● **INSTRUÇÕES DO EXERCÍCIO**
Por favor, transcreva em uma tabela Markdown, com as colunas "Nº" e "Conteúdo", somente as linhas dos registros que vão da que contém "variable-type-select[interactable]: String <box>206 131" até a que contém "variable-name-input[interactable]: CopyOfPattern7 <box>30", incluindo as duas. Numere cada linha e deixe de fora as linhas em branco.

(Entradas de dados extraídas)
_____

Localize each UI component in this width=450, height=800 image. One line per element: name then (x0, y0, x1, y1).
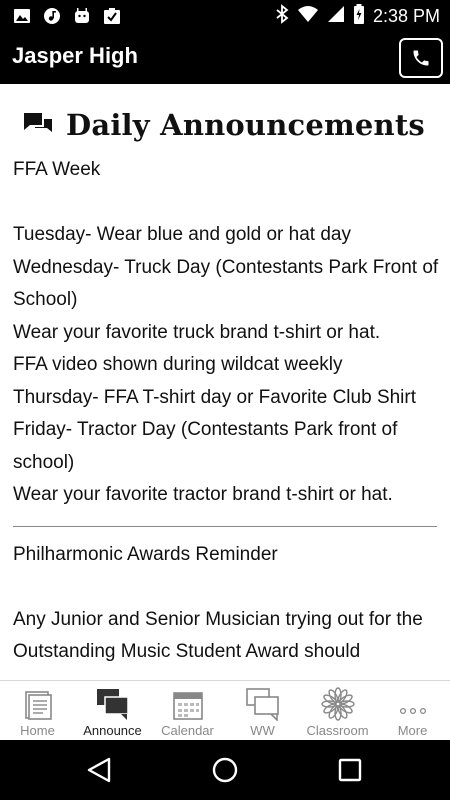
wifi-icon (297, 5, 319, 27)
app-bar: Jasper High (0, 32, 450, 84)
call-button[interactable] (399, 38, 443, 78)
announcement-list: FFA Week Tuesday- Wear blue and gold or … (13, 154, 439, 669)
tab-calendar[interactable]: Calendar (150, 681, 225, 740)
tab-label: Classroom (306, 723, 369, 738)
tab-announce[interactable]: Announce (75, 681, 150, 740)
section-title: Daily Announcements (66, 108, 425, 142)
tab-ww[interactable]: WW (225, 681, 300, 740)
bluetooth-icon (275, 4, 289, 28)
announcement-line: Wear your favorite truck brand t-shirt o… (13, 321, 381, 343)
more-dots-icon (399, 707, 426, 715)
chat-outline-icon (245, 688, 279, 721)
announcement-title: FFA Week (13, 159, 101, 180)
download-icon (102, 6, 122, 26)
announcement-title: Philharmonic Awards Reminder (13, 543, 278, 565)
status-bar: 2:38 PM (0, 0, 450, 32)
back-icon[interactable] (86, 756, 112, 784)
tab-classroom[interactable]: Classroom (300, 681, 375, 740)
home-doc-icon (24, 691, 52, 720)
announcement-line (13, 571, 439, 604)
announcement-line: Thursday- FFA T-shirt day or Favorite Cl… (13, 386, 417, 408)
notification-icons (12, 6, 122, 26)
tab-home[interactable]: Home (0, 681, 75, 740)
tab-label: Home (20, 723, 55, 738)
divider (13, 525, 437, 527)
announcements-content[interactable]: Daily Announcements FFA Week Tuesday- We… (0, 84, 450, 680)
battery-icon (353, 4, 365, 28)
system-nav-bar (0, 740, 450, 800)
chat-icon (96, 689, 129, 720)
recents-icon[interactable] (338, 756, 362, 784)
system-icons: 2:38 PM (275, 4, 440, 28)
announcement-line: Tuesday- Wear blue and gold or hat day (13, 224, 351, 245)
tab-more[interactable]: More (375, 681, 450, 740)
tab-label: Calendar (161, 723, 214, 738)
signal-icon (327, 5, 345, 27)
home-icon[interactable] (211, 756, 239, 784)
bottom-tab-bar: Home Announce Calendar WW Classroom More (0, 680, 450, 740)
tab-label: More (397, 723, 428, 738)
announcement-line: Wednesday- Truck Day (Contestants Park F… (13, 256, 439, 311)
phone-icon (413, 50, 429, 66)
music-icon (42, 6, 62, 26)
calendar-icon (172, 692, 203, 720)
image-icon (12, 6, 32, 26)
announcement-line: FFA video shown during wildcat weekly (13, 354, 343, 375)
announcement-item: Philharmonic Awards Reminder Any Junior … (13, 539, 439, 669)
tab-label: WW (250, 723, 275, 738)
status-time: 2:38 PM (372, 5, 440, 26)
announcement-line: Friday- Tractor Day (Contestants Park fr… (13, 419, 398, 473)
tab-label: Announce (83, 723, 142, 738)
flower-icon (320, 687, 355, 721)
announcement-line: Wear your favorite tractor brand t-shirt… (13, 484, 393, 505)
announcement-line: Any Junior and Senior Musician trying ou… (13, 608, 423, 663)
app-title: Jasper High (12, 43, 138, 68)
announcement-item: FFA Week Tuesday- Wear blue and gold or … (13, 154, 439, 512)
android-icon (72, 6, 92, 26)
chat-icon (24, 113, 52, 132)
section-header: Daily Announcements (22, 108, 425, 142)
announcement-line (13, 187, 439, 220)
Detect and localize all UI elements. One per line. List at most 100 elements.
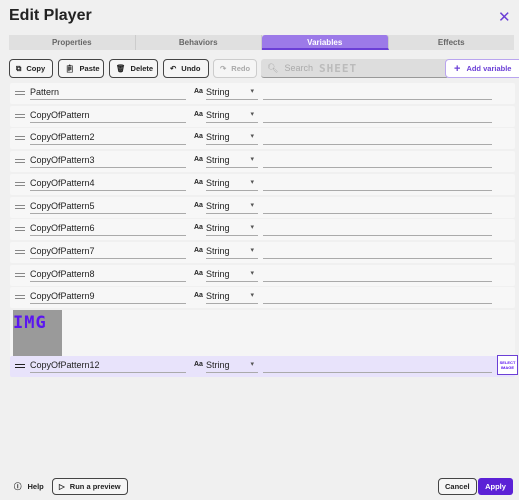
variable-type-select[interactable]: String <box>206 131 258 146</box>
cancel-button[interactable]: Cancel <box>438 478 477 495</box>
undo-button[interactable]: ↶ Undo <box>163 59 209 78</box>
string-type-icon: Aa <box>194 269 203 277</box>
image-placeholder: IMG <box>13 310 62 357</box>
variable-name-input[interactable]: CopyOfPattern12 <box>30 359 186 373</box>
drag-handle-icon[interactable] <box>15 136 25 141</box>
variable-row[interactable]: CopyOfPattern5 Aa String <box>10 196 515 218</box>
variable-value-input[interactable] <box>263 359 492 373</box>
image-preview-area: IMG <box>10 310 515 357</box>
string-type-icon: Aa <box>194 110 203 118</box>
variable-value-input[interactable] <box>263 154 492 169</box>
drag-handle-icon[interactable] <box>15 159 25 164</box>
undo-label: Undo <box>181 64 201 73</box>
variable-name-input[interactable]: CopyOfPattern <box>30 109 186 123</box>
variable-name-input[interactable]: Pattern <box>30 86 186 100</box>
drag-handle-icon[interactable] <box>15 91 25 95</box>
variable-type-select[interactable]: String <box>206 177 258 191</box>
variable-name-input[interactable]: CopyOfPattern7 <box>30 245 186 259</box>
delete-button[interactable]: 🗑︎ Delete <box>109 59 158 78</box>
redo-icon: ↷ <box>220 64 227 73</box>
variable-type-select[interactable]: String <box>206 359 258 373</box>
variable-type-select[interactable]: String <box>206 222 258 237</box>
drag-handle-icon[interactable] <box>15 364 25 368</box>
variable-name-input[interactable]: CopyOfPattern8 <box>30 268 186 282</box>
search-placeholder: Search <box>284 63 313 73</box>
drag-handle-icon[interactable] <box>15 272 25 277</box>
help-label: Help <box>27 482 44 491</box>
variable-row[interactable]: CopyOfPattern9 Aa String <box>10 287 515 309</box>
delete-label: Delete <box>130 64 154 73</box>
tab-variables[interactable]: Variables <box>262 35 389 50</box>
paste-label: Paste <box>79 64 100 73</box>
help-button[interactable]: ⓘ Help <box>14 481 44 492</box>
tab-properties[interactable]: Properties <box>9 35 136 50</box>
plus-icon: + <box>454 62 461 75</box>
variable-value-input[interactable] <box>263 131 492 146</box>
tab-behaviors[interactable]: Behaviors <box>136 35 262 50</box>
drag-handle-icon[interactable] <box>15 295 25 300</box>
paste-button[interactable]: 📋︎ Paste <box>58 59 104 78</box>
variable-type-select[interactable]: String <box>206 200 258 214</box>
close-icon[interactable]: ✕ <box>498 8 511 26</box>
copy-button[interactable]: ⧉ Copy <box>9 59 53 78</box>
variable-row[interactable]: Pattern Aa String <box>10 83 515 104</box>
string-type-icon: Aa <box>194 156 203 164</box>
variable-type-select[interactable]: String <box>206 109 258 123</box>
toolbar: ⧉ Copy 📋︎ Paste 🗑︎ Delete ↶ Undo ↷ Redo 🔍︎ Sea… <box>9 59 519 79</box>
string-type-icon: Aa <box>194 201 203 209</box>
variable-row-selected[interactable]: CopyOfPattern12 Aa String <box>10 356 515 377</box>
help-icon: ⓘ <box>14 482 22 491</box>
variable-name-input[interactable]: CopyOfPattern3 <box>30 154 186 169</box>
tab-effects[interactable]: Effects <box>389 35 515 50</box>
footer: ⓘ Help ▷ Run a preview Cancel Apply <box>0 478 519 496</box>
variable-row[interactable]: CopyOfPattern8 Aa String <box>10 264 515 286</box>
run-preview-button[interactable]: ▷ Run a preview <box>52 478 128 495</box>
variable-row[interactable]: CopyOfPattern6 Aa String <box>10 219 515 241</box>
tab-bar: Properties Behaviors Variables Effects <box>9 35 514 50</box>
dialog-title: Edit Player <box>9 7 92 24</box>
variable-name-input[interactable]: CopyOfPattern6 <box>30 222 186 237</box>
variable-type-select[interactable]: String <box>206 290 258 305</box>
search-input[interactable]: 🔍︎ Search SHEET <box>261 59 449 78</box>
drag-handle-icon[interactable] <box>15 249 25 254</box>
run-preview-label: Run a preview <box>69 482 121 491</box>
drag-handle-icon[interactable] <box>15 227 25 232</box>
variable-type-select[interactable]: String <box>206 245 258 259</box>
variable-type-select[interactable]: String <box>206 268 258 282</box>
variable-value-input[interactable] <box>263 200 492 214</box>
play-icon: ▷ <box>59 482 65 491</box>
select-image-button[interactable]: SELECT IMAGE <box>497 355 518 375</box>
variable-value-input[interactable] <box>263 290 492 305</box>
copy-icon: ⧉ <box>16 63 22 73</box>
variable-value-input[interactable] <box>263 86 492 100</box>
variable-type-select[interactable]: String <box>206 154 258 169</box>
drag-handle-icon[interactable] <box>15 181 25 186</box>
variable-row[interactable]: CopyOfPattern Aa String <box>10 105 515 127</box>
variable-type-select[interactable]: String <box>206 86 258 100</box>
search-icon: 🔍︎ <box>267 62 279 73</box>
variable-value-input[interactable] <box>263 245 492 259</box>
variable-value-input[interactable] <box>263 177 492 191</box>
string-type-icon: Aa <box>194 246 203 254</box>
variable-value-input[interactable] <box>263 268 492 282</box>
redo-button[interactable]: ↷ Redo <box>213 59 257 78</box>
drag-handle-icon[interactable] <box>15 113 25 118</box>
variable-name-input[interactable]: CopyOfPattern5 <box>30 200 186 214</box>
variable-name-input[interactable]: CopyOfPattern2 <box>30 131 186 146</box>
variable-row[interactable]: CopyOfPattern2 Aa String <box>10 128 515 150</box>
variable-row[interactable]: CopyOfPattern4 Aa String <box>10 173 515 195</box>
copy-label: Copy <box>26 64 46 73</box>
variable-name-input[interactable]: CopyOfPattern4 <box>30 177 186 191</box>
trash-icon: 🗑︎ <box>116 64 126 73</box>
variable-value-input[interactable] <box>263 222 492 237</box>
string-type-icon: Aa <box>194 88 203 95</box>
drag-handle-icon[interactable] <box>15 204 25 209</box>
apply-button[interactable]: Apply <box>478 478 513 495</box>
variable-value-input[interactable] <box>263 109 492 123</box>
clipboard-icon: 📋︎ <box>65 64 75 73</box>
add-variable-button[interactable]: + Add variable <box>445 59 519 78</box>
string-type-icon: Aa <box>194 292 203 300</box>
variable-row[interactable]: CopyOfPattern7 Aa String <box>10 241 515 263</box>
variable-row[interactable]: CopyOfPattern3 Aa String <box>10 151 515 173</box>
variable-name-input[interactable]: CopyOfPattern9 <box>30 290 186 305</box>
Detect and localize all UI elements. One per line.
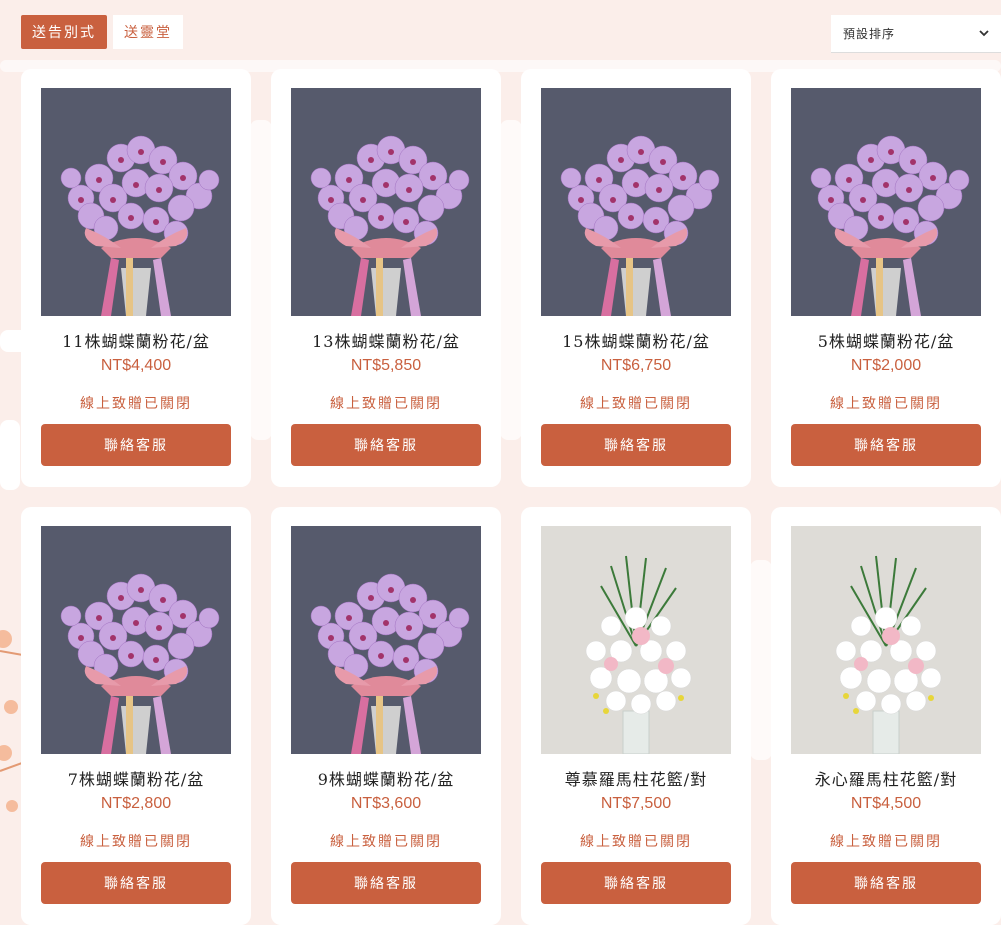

_____

● **RESPOSTA FINAL**
| Nº | Conteúdo |
|---|---|
| 1 | variable-type-select[interactable]: String <box>206 131 258 146</box> |
| 2 | cancel-button[interactable]: Cancel <box>438 478 477 495</box> |
| 3 | undo-button[interactable]: ↶ Undo <box>163 59 209 78</box> |
| 4 | string-type-icon: Aa <box>194 269 203 277</box> |
| 5 | image-placeholder: IMG <box>13 310 62 357</box> |
| 6 | variable-name-input[interactable]: CopyOfPattern12 <box>30 359 186 373</box> |
| 7 | drag-handle-icon[interactable] <box>15 136 25 141</box> |
| 8 | variable-row[interactable]: CopyOfPattern5 Aa String <box>10 196 515 218</box> |
| 9 | variable-value-input[interactable] <box>263 359 492 373</box> |
| 10 | image-preview-area: IMG <box>10 310 515 357</box> |
| 11 | string-type-icon: Aa <box>194 110 203 118</box> |
| 12 | variable-value-input[interactable] <box>263 154 492 169</box> |
| 13 | drag-handle-icon[interactable] <box>15 159 25 164</box> |
| 14 | undo-label: Undo <box>181 64 201 73</box> |
| 15 | variable-name-input[interactable]: CopyOfPattern <box>30 109 186 123</box> |
| 16 | variable-name-input[interactable]: Pattern <box>30 86 186 100</box> |
| 17 | drag-handle-icon[interactable] <box>15 91 25 95</box> |
| 18 | variable-type-select[interactable]: String <box>206 177 258 191</box> |
| 19 | variable-name-input[interactable]: CopyOfPattern7 <box>30 245 186 259</box> |